Set problem> Set out every line bearing the string "name".

Material provided>
___

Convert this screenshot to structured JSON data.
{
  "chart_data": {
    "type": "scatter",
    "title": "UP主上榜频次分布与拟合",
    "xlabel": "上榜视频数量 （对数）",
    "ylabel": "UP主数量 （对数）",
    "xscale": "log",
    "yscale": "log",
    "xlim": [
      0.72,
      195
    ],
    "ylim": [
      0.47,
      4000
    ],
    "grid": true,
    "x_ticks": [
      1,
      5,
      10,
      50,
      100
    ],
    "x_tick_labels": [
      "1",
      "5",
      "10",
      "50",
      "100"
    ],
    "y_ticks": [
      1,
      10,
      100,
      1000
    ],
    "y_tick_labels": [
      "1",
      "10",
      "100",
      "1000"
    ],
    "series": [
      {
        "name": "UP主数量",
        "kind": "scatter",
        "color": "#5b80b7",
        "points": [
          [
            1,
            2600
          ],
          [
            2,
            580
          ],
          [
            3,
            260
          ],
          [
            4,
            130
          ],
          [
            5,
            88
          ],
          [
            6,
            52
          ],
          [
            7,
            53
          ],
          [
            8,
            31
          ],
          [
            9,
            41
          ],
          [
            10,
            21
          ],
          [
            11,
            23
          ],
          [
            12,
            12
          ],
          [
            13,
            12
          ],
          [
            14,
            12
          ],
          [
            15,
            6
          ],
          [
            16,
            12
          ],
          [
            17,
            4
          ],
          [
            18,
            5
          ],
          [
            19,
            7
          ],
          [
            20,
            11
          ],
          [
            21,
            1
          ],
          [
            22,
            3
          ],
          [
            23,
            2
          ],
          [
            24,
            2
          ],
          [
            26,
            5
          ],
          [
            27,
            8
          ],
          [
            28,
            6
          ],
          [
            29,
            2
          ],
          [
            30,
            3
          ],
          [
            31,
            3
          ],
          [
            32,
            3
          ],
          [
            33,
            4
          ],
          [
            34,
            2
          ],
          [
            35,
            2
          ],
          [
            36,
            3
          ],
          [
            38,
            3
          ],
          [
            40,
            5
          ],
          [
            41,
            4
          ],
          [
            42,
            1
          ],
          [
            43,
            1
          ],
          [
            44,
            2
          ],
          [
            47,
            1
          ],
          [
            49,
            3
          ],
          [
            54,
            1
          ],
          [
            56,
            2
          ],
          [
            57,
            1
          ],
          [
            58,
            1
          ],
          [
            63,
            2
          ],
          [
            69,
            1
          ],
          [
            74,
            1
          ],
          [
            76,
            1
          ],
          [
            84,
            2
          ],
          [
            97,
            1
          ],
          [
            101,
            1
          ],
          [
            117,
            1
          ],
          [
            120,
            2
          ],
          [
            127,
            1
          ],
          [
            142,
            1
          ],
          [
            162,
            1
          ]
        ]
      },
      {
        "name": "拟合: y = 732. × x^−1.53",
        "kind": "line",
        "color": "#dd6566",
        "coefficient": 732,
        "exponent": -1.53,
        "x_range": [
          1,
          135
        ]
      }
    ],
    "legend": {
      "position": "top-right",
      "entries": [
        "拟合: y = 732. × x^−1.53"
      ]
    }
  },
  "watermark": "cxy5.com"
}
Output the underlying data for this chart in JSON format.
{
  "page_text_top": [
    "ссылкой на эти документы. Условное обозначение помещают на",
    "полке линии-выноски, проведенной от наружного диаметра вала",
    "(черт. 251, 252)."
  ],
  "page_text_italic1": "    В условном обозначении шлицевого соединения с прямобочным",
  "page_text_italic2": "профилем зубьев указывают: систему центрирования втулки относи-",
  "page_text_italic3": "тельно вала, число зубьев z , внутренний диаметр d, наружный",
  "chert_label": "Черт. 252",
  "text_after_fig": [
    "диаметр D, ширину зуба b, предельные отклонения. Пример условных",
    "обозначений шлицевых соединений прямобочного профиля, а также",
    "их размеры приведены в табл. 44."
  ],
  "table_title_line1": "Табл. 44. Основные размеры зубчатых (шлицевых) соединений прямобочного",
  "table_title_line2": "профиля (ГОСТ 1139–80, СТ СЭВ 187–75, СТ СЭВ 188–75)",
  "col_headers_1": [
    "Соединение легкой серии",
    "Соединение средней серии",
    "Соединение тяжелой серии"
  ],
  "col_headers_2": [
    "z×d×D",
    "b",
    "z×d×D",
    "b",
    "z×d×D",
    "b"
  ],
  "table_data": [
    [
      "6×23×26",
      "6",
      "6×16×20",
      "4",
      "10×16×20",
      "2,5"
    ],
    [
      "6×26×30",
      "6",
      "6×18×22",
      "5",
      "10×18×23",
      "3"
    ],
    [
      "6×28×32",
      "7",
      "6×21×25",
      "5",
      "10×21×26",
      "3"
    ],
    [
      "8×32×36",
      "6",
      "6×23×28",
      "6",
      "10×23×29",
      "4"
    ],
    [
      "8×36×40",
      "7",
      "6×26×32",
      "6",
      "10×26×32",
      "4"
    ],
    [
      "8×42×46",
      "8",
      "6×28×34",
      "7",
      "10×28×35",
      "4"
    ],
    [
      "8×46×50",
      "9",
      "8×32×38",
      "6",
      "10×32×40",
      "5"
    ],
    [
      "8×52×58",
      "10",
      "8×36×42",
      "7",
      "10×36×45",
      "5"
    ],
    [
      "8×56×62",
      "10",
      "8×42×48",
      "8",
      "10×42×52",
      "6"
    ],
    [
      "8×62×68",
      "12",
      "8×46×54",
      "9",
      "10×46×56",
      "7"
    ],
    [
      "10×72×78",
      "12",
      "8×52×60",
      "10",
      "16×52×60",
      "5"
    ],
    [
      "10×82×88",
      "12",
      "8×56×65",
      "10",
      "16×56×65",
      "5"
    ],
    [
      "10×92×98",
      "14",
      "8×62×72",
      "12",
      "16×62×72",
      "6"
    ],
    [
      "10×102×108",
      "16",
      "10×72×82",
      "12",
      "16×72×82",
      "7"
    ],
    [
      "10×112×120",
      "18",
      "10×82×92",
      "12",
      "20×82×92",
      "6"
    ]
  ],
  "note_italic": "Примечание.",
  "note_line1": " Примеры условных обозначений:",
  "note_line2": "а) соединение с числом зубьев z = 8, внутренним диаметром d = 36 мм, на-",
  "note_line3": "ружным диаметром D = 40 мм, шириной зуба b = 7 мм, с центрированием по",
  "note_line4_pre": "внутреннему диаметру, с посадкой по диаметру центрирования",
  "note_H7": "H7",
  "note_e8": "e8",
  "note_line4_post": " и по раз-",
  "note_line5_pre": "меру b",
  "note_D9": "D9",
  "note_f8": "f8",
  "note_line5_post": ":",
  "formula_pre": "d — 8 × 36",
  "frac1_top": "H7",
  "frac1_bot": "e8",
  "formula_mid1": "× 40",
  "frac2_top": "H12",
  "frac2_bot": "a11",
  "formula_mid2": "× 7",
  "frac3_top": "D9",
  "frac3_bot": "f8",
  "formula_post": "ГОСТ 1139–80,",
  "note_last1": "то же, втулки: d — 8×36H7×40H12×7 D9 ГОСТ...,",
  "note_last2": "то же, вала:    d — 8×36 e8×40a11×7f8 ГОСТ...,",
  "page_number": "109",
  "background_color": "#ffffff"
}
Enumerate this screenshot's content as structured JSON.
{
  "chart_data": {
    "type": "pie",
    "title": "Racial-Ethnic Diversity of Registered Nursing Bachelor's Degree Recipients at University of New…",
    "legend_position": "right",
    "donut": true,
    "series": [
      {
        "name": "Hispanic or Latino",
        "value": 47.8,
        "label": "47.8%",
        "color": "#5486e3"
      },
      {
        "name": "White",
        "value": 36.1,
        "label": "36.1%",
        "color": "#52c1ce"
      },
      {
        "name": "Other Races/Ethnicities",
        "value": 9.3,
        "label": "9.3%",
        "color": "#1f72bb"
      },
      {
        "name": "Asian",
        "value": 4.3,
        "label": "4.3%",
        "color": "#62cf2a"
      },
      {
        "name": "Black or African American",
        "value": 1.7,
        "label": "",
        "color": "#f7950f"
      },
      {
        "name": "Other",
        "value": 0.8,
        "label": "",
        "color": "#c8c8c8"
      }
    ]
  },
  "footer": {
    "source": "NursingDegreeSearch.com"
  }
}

___

Exercise output>
        "name": "UP主数量",
        "name": "拟合: y = 732. × x^−1.53",
        "name": "Hispanic or Latino",
        "name": "White",
        "name": "Other Races/Ethnicities",
        "name": "Asian",
        "name": "Black or African American",
        "name": "Other",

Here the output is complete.